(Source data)
____

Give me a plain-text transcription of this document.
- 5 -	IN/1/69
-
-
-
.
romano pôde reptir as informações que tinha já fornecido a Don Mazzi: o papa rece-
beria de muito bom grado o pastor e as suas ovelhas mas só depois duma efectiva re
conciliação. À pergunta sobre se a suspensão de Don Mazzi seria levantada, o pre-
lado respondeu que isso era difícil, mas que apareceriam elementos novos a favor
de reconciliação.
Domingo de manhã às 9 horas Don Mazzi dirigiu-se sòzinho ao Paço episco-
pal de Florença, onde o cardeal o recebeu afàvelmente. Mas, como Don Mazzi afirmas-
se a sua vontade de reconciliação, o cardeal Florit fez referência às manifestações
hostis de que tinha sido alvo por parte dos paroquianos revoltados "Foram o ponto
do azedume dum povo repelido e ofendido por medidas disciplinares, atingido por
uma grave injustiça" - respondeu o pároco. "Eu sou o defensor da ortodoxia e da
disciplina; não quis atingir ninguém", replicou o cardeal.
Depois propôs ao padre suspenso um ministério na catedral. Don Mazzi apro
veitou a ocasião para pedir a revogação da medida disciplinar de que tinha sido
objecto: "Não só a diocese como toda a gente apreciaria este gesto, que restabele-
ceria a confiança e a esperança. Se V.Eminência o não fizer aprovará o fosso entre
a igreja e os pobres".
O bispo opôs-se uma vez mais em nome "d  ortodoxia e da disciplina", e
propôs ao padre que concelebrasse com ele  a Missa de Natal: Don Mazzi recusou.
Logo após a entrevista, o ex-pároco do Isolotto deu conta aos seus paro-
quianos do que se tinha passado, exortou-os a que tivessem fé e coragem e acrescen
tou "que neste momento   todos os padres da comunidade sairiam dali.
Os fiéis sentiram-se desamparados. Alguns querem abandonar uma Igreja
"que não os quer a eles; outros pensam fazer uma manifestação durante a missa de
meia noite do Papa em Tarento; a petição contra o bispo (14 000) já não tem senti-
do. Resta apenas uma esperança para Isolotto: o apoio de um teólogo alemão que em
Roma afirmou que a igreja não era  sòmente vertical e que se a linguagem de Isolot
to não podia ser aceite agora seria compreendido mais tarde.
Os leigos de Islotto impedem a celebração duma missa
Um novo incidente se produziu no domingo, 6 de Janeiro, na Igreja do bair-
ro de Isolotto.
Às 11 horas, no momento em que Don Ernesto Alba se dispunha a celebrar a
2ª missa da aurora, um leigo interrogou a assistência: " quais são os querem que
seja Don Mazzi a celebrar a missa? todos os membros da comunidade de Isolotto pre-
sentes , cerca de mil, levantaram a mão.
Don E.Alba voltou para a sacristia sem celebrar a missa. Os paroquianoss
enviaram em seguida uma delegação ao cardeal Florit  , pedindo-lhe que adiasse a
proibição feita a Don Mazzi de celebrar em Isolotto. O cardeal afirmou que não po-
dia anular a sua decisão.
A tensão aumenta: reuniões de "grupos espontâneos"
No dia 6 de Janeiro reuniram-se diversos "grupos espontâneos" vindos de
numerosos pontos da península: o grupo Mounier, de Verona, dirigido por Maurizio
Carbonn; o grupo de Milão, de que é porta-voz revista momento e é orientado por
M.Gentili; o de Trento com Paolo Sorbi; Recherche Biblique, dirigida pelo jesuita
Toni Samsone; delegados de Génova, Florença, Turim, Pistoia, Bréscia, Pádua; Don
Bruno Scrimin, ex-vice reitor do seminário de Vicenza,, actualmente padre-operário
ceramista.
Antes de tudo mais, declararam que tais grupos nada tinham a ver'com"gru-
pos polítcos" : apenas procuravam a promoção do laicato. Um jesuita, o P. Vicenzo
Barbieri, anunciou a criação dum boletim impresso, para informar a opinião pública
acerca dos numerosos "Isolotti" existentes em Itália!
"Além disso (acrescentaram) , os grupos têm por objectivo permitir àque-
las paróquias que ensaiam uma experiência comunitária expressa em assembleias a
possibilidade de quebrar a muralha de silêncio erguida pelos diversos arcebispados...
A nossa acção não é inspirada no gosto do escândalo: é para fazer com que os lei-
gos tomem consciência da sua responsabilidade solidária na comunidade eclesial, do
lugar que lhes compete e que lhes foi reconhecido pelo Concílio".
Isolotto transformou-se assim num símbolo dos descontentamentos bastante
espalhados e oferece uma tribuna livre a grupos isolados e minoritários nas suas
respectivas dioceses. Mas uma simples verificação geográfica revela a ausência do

____

Written request — Print the material above once more, exactly.

Task response —
Give me a plain-text transcription of this document.
- 5 -	IN/1/69
-
-
-
.
romano pôde reptir as informações que tinha já fornecido a Don Mazzi: o papa rece-
beria de muito bom grado o pastor e as suas ovelhas mas só depois duma efectiva re
conciliação. À pergunta sobre se a suspensão de Don Mazzi seria levantada, o pre-
lado respondeu que isso era difícil, mas que apareceriam elementos novos a favor
de reconciliação.
Domingo de manhã às 9 horas Don Mazzi dirigiu-se sòzinho ao Paço episco-
pal de Florença, onde o cardeal o recebeu afàvelmente. Mas, como Don Mazzi afirmas-
se a sua vontade de reconciliação, o cardeal Florit fez referência às manifestações
hostis de que tinha sido alvo por parte dos paroquianos revoltados "Foram o ponto
do azedume dum povo repelido e ofendido por medidas disciplinares, atingido por
uma grave injustiça" - respondeu o pároco. "Eu sou o defensor da ortodoxia e da
disciplina; não quis atingir ninguém", replicou o cardeal.
Depois propôs ao padre suspenso um ministério na catedral. Don Mazzi apro
veitou a ocasião para pedir a revogação da medida disciplinar de que tinha sido
objecto: "Não só a diocese como toda a gente apreciaria este gesto, que restabele-
ceria a confiança e a esperança. Se V.Eminência o não fizer aprovará o fosso entre
a igreja e os pobres".
O bispo opôs-se uma vez mais em nome "d  ortodoxia e da disciplina", e
propôs ao padre que concelebrasse com ele  a Missa de Natal: Don Mazzi recusou.
Logo após a entrevista, o ex-pároco do Isolotto deu conta aos seus paro-
quianos do que se tinha passado, exortou-os a que tivessem fé e coragem e acrescen
tou "que neste momento   todos os padres da comunidade sairiam dali.
Os fiéis sentiram-se desamparados. Alguns querem abandonar uma Igreja
"que não os quer a eles; outros pensam fazer uma manifestação durante a missa de
meia noite do Papa em Tarento; a petição contra o bispo (14 000) já não tem senti-
do. Resta apenas uma esperança para Isolotto: o apoio de um teólogo alemão que em
Roma afirmou que a igreja não era  sòmente vertical e que se a linguagem de Isolot
to não podia ser aceite agora seria compreendido mais tarde.
Os leigos de Islotto impedem a celebração duma missa
Um novo incidente se produziu no domingo, 6 de Janeiro, na Igreja do bair-
ro de Isolotto.
Às 11 horas, no momento em que Don Ernesto Alba se dispunha a celebrar a
2ª missa da aurora, um leigo interrogou a assistência: " quais são os querem que
seja Don Mazzi a celebrar a missa? todos os membros da comunidade de Isolotto pre-
sentes , cerca de mil, levantaram a mão.
Don E.Alba voltou para a sacristia sem celebrar a missa. Os paroquianoss
enviaram em seguida uma delegação ao cardeal Florit  , pedindo-lhe que adiasse a
proibição feita a Don Mazzi de celebrar em Isolotto. O cardeal afirmou que não po-
dia anular a sua decisão.
A tensão aumenta: reuniões de "grupos espontâneos"
No dia 6 de Janeiro reuniram-se diversos "grupos espontâneos" vindos de
numerosos pontos da península: o grupo Mounier, de Verona, dirigido por Maurizio
Carbonn; o grupo de Milão, de que é porta-voz revista momento e é orientado por
M.Gentili; o de Trento com Paolo Sorbi; Recherche Biblique, dirigida pelo jesuita
Toni Samsone; delegados de Génova, Florença, Turim, Pistoia, Bréscia, Pádua; Don
Bruno Scrimin, ex-vice reitor do seminário de Vicenza,, actualmente padre-operário
ceramista.
Antes de tudo mais, declararam que tais grupos nada tinham a ver'com"gru-
pos polítcos" : apenas procuravam a promoção do laicato. Um jesuita, o P. Vicenzo
Barbieri, anunciou a criação dum boletim impresso, para informar a opinião pública
acerca dos numerosos "Isolotti" existentes em Itália!
"Além disso (acrescentaram) , os grupos têm por objectivo permitir àque-
las paróquias que ensaiam uma experiência comunitária expressa em assembleias a
possibilidade de quebrar a muralha de silêncio erguida pelos diversos arcebispados...
A nossa acção não é inspirada no gosto do escândalo: é para fazer com que os lei-
gos tomem consciência da sua responsabilidade solidária na comunidade eclesial, do
lugar que lhes compete e que lhes foi reconhecido pelo Concílio".
Isolotto transformou-se assim num símbolo dos descontentamentos bastante
espalhados e oferece uma tribuna livre a grupos isolados e minoritários nas suas
respectivas dioceses. Mas uma simples verificação geográfica revela a ausência do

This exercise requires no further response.